WHAT YOU HAVE TO DO:
Repeat exactly, and only, the lines from the one containing "What's the underlying" through the end of the records.

EXCERPTED DATA:
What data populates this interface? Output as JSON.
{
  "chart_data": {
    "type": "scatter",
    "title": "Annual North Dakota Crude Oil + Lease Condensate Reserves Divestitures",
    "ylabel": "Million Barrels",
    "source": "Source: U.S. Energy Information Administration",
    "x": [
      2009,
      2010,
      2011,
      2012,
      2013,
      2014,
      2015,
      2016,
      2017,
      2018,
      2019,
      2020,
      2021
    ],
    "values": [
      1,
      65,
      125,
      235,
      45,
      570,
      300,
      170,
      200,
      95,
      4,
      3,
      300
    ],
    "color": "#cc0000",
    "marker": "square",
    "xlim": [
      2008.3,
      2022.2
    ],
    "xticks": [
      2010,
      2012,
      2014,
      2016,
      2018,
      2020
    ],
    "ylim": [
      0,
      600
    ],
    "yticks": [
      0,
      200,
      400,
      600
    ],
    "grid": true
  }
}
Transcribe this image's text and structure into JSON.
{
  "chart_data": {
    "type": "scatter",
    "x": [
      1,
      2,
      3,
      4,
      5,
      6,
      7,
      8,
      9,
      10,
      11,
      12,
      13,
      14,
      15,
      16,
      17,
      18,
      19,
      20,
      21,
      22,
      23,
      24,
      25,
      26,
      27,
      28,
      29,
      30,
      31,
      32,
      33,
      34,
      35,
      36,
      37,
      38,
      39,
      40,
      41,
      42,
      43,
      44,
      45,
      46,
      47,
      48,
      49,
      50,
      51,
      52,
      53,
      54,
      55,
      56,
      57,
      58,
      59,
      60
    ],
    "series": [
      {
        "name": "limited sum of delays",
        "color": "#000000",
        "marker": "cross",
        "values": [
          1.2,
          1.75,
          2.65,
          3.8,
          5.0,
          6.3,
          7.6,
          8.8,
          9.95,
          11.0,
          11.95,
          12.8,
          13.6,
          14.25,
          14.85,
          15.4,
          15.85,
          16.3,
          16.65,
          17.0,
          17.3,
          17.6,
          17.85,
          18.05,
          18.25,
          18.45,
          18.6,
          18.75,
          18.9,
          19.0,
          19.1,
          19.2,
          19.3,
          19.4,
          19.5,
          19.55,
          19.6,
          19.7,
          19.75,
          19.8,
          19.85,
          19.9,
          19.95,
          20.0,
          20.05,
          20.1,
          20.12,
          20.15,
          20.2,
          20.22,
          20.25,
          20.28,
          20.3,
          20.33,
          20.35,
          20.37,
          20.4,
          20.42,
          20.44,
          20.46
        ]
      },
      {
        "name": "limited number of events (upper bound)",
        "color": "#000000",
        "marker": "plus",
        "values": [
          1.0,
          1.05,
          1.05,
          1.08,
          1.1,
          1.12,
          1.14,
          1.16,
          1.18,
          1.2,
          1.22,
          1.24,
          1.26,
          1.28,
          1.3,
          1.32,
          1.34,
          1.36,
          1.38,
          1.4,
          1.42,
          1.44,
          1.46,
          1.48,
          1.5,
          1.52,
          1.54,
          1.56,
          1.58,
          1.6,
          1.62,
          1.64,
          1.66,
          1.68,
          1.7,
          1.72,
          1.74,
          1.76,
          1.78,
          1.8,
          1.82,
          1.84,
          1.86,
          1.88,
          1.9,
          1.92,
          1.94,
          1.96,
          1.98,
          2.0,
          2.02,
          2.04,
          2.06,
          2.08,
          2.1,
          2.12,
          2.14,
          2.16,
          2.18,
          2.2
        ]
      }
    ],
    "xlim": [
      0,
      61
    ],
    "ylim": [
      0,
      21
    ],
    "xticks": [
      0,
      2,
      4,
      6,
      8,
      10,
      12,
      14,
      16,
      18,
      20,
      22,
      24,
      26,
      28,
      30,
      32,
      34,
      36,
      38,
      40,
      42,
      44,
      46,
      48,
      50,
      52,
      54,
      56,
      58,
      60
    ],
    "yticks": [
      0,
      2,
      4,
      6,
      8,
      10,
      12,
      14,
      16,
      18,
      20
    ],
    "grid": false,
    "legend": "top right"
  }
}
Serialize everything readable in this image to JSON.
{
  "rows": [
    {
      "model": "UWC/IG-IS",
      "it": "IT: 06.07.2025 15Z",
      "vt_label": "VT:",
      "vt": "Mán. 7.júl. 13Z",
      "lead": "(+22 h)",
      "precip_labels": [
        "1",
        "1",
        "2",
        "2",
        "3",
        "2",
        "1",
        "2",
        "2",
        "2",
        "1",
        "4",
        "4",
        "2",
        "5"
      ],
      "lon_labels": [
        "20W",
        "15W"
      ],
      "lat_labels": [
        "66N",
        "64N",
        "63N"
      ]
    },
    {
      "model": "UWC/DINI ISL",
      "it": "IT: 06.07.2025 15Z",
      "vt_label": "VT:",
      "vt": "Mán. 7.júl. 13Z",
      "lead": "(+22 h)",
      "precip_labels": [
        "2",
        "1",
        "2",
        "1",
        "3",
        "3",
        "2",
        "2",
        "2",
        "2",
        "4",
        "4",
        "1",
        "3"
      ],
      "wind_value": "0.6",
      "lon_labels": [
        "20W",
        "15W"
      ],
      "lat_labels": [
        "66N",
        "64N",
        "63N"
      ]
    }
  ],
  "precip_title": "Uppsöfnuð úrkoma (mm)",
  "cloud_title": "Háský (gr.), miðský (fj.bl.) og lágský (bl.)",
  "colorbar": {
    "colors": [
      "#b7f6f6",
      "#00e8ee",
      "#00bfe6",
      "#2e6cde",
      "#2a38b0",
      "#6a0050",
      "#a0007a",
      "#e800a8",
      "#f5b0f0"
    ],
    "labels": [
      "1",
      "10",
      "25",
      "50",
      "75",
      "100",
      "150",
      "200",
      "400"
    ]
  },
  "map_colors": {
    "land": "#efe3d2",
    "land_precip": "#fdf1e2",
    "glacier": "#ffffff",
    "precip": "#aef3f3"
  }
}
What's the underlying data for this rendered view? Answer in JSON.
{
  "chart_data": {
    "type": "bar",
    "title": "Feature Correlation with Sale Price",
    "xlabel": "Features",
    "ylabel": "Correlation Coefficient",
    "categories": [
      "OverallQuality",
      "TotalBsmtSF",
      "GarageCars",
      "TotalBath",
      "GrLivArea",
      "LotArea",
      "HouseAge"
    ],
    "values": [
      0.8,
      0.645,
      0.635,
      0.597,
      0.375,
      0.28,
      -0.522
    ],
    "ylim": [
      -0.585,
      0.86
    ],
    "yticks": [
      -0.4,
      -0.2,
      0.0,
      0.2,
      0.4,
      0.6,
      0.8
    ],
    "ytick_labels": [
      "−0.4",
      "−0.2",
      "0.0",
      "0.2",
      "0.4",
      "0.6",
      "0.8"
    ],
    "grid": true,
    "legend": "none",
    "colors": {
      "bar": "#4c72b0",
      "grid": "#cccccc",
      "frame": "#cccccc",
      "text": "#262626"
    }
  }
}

RESULT OF THE EXERCISE:
What's the underlying data for this rendered view? Answer in JSON.
{
  "chart_data": {
    "type": "bar",
    "title": "Feature Correlation with Sale Price",
    "xlabel": "Features",
    "ylabel": "Correlation Coefficient",
    "categories": [
      "OverallQuality",
      "TotalBsmtSF",
      "GarageCars",
      "TotalBath",
      "GrLivArea",
      "LotArea",
      "HouseAge"
    ],
    "values": [
      0.8,
      0.645,
      0.635,
      0.597,
      0.375,
      0.28,
      -0.522
    ],
    "ylim": [
      -0.585,
      0.86
    ],
    "yticks": [
      -0.4,
      -0.2,
      0.0,
      0.2,
      0.4,
      0.6,
      0.8
    ],
    "ytick_labels": [
      "−0.4",
      "−0.2",
      "0.0",
      "0.2",
      "0.4",
      "0.6",
      "0.8"
    ],
    "grid": true,
    "legend": "none",
    "colors": {
      "bar": "#4c72b0",
      "grid": "#cccccc",
      "frame": "#cccccc",
      "text": "#262626"
    }
  }
}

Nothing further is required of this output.